▶ **WHAT THE TASK REQUIRES**
Collect the lines of the entries where "name" shows up.

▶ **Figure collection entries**
++++++++++++++++++++
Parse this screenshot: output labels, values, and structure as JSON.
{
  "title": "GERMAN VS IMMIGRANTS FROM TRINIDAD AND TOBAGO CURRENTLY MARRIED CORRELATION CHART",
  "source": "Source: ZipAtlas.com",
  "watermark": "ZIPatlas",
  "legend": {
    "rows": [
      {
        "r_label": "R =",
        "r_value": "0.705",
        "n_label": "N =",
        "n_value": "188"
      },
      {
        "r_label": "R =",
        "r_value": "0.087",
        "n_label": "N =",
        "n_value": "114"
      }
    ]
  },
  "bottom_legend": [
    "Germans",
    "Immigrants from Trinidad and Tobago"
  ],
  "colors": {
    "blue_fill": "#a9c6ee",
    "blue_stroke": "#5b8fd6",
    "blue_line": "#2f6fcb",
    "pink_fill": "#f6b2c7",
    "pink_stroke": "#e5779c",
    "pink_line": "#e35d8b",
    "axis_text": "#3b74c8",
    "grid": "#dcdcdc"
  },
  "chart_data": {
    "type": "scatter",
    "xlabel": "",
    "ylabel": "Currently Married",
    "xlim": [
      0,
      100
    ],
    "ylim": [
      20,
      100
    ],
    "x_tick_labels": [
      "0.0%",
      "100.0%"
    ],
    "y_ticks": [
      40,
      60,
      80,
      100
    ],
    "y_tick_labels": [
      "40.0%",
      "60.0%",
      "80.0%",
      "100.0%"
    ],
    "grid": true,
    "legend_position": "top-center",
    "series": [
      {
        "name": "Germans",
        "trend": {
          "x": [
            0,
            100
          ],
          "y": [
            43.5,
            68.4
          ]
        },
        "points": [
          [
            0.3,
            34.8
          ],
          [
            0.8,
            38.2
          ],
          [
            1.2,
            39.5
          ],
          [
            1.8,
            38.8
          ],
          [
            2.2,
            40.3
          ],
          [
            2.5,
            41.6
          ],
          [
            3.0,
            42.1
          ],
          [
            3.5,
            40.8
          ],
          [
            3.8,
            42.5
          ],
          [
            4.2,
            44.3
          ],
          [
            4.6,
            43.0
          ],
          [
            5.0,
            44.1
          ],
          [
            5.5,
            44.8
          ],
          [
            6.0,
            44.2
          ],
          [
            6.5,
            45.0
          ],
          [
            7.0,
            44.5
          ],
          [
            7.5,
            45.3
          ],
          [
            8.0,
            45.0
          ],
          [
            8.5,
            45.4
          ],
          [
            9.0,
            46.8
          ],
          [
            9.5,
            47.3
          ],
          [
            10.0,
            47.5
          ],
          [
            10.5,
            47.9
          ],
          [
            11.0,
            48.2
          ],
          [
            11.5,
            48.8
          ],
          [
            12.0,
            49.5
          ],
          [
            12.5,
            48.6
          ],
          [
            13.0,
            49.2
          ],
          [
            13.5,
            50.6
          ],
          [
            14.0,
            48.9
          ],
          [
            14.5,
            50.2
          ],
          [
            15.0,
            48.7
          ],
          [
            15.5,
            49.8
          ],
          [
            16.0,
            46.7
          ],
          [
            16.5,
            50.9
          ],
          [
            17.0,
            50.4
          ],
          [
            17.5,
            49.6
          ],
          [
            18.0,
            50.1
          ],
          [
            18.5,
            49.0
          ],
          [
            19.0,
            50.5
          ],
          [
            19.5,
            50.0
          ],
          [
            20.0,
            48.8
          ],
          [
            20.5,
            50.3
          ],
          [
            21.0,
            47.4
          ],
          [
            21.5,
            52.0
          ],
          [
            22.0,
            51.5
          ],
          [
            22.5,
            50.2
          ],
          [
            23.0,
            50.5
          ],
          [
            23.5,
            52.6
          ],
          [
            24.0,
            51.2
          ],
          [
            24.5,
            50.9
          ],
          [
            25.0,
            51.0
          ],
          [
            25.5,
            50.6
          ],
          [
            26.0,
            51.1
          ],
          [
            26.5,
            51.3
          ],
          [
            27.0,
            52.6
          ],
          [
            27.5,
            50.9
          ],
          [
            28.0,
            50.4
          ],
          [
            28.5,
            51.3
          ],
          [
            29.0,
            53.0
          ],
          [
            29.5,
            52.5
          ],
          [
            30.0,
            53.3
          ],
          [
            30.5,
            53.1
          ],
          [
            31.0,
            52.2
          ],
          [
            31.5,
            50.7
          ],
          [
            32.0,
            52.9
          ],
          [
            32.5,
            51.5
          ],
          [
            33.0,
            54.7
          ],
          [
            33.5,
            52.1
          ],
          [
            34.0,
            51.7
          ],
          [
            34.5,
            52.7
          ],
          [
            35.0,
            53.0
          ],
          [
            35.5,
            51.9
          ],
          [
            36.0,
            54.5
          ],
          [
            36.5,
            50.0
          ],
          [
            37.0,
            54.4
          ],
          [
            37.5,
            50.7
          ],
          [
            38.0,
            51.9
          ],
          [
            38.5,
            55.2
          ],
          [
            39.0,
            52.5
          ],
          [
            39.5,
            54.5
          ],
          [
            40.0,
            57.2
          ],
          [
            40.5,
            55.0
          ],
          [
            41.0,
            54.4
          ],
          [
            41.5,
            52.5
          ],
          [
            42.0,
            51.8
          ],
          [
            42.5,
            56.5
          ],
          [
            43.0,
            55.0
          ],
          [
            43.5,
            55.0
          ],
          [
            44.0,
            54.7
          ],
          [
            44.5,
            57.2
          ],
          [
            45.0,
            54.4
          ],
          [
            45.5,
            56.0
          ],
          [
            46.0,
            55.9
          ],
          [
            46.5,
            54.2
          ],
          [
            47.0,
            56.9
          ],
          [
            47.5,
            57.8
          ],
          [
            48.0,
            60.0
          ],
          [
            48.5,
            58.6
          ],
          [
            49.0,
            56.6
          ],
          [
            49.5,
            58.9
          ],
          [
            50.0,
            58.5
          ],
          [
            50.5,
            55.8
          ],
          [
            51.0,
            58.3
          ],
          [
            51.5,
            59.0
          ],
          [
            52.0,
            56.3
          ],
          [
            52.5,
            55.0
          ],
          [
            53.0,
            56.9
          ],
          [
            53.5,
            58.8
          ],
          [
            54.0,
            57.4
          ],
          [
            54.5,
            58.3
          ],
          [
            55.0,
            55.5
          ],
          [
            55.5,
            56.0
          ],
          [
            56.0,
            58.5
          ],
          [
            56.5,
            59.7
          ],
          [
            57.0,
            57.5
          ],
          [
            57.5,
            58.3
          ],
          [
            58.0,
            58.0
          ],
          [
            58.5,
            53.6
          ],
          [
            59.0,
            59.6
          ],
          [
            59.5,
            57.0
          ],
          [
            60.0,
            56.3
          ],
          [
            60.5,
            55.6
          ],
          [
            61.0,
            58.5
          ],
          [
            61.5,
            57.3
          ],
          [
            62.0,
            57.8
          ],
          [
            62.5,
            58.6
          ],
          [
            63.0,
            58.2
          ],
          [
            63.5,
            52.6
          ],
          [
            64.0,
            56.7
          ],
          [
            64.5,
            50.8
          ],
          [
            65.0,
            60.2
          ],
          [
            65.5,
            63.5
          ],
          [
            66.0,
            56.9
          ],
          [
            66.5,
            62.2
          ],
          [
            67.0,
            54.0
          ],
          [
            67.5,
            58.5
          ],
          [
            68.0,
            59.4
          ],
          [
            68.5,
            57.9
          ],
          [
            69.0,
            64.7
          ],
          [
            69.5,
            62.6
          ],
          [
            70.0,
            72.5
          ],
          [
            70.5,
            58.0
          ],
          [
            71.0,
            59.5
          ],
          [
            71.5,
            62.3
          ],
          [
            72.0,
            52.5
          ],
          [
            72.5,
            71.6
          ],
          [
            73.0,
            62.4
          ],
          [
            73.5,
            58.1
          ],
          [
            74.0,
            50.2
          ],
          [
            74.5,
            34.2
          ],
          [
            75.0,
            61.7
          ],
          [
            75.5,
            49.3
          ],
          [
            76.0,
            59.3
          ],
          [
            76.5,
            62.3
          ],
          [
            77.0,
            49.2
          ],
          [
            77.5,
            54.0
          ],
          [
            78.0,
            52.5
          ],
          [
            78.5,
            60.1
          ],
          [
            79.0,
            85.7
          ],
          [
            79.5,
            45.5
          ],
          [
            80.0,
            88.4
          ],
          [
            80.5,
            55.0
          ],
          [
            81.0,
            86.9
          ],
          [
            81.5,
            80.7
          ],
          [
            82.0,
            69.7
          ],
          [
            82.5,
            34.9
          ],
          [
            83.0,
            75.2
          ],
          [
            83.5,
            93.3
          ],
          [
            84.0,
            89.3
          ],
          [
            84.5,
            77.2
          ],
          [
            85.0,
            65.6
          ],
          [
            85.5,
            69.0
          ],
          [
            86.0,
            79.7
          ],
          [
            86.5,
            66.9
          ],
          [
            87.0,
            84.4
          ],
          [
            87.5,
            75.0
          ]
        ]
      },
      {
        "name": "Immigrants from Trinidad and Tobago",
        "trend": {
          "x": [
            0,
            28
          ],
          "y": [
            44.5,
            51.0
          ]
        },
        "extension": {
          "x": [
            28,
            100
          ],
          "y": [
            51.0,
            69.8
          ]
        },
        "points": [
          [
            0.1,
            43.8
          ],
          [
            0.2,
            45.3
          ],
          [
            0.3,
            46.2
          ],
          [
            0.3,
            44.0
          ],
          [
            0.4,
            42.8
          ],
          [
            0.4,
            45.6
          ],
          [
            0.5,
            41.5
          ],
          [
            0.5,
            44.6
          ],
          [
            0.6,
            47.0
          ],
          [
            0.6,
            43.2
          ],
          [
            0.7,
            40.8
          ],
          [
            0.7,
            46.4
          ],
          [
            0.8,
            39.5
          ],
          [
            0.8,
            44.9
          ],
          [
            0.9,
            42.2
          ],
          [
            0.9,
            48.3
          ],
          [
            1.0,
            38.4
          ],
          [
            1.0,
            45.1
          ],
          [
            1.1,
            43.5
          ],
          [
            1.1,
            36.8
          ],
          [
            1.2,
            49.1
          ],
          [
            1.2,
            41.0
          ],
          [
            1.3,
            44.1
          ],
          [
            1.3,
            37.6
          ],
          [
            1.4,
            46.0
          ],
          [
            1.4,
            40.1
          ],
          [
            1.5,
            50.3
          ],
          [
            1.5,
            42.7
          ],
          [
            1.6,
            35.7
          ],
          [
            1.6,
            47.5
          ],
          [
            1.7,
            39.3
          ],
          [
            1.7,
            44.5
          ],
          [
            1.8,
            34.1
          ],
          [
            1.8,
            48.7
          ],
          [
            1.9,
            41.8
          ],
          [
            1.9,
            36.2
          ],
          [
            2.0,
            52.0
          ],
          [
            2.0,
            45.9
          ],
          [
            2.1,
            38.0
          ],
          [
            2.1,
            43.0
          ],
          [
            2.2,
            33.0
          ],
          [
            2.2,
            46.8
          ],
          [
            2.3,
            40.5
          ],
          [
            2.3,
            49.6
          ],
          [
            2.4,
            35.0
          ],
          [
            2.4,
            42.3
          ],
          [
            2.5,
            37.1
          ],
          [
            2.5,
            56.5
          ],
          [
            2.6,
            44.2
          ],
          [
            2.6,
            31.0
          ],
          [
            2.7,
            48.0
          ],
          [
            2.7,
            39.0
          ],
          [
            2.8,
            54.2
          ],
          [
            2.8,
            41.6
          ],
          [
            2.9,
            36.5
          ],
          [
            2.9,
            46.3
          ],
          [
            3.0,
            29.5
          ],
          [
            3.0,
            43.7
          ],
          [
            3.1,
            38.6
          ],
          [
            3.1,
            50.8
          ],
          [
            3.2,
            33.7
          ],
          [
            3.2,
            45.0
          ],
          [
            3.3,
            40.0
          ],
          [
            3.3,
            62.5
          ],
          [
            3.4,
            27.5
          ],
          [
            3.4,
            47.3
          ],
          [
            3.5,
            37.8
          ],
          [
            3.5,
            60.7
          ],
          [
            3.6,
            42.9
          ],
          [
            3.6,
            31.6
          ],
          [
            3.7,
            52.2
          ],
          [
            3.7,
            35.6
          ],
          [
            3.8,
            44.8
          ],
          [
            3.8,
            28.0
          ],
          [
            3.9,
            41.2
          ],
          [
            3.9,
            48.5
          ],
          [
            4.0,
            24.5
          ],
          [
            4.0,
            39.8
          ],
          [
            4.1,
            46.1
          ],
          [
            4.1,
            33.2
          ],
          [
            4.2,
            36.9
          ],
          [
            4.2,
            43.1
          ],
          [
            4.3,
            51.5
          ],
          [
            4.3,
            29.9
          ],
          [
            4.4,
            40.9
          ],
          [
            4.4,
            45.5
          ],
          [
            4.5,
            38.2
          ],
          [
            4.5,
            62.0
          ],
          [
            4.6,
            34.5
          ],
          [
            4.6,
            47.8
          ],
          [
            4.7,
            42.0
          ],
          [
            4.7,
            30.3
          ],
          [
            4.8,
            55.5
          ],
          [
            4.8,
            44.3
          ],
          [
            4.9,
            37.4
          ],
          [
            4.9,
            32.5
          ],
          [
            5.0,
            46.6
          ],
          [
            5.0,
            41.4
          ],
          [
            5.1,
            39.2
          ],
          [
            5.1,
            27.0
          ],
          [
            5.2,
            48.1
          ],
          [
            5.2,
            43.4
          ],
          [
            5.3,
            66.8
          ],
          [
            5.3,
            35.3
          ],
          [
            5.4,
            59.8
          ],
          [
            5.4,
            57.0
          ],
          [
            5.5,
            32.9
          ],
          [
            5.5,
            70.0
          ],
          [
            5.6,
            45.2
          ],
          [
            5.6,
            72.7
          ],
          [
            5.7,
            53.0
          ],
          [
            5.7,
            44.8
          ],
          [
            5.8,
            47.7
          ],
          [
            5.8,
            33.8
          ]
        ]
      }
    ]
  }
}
++++++++++++++++++++
▶ **SOLUTION TO THE PROBLEM**
        "name": "Germans",
        "name": "Immigrants from Trinidad and Tobago",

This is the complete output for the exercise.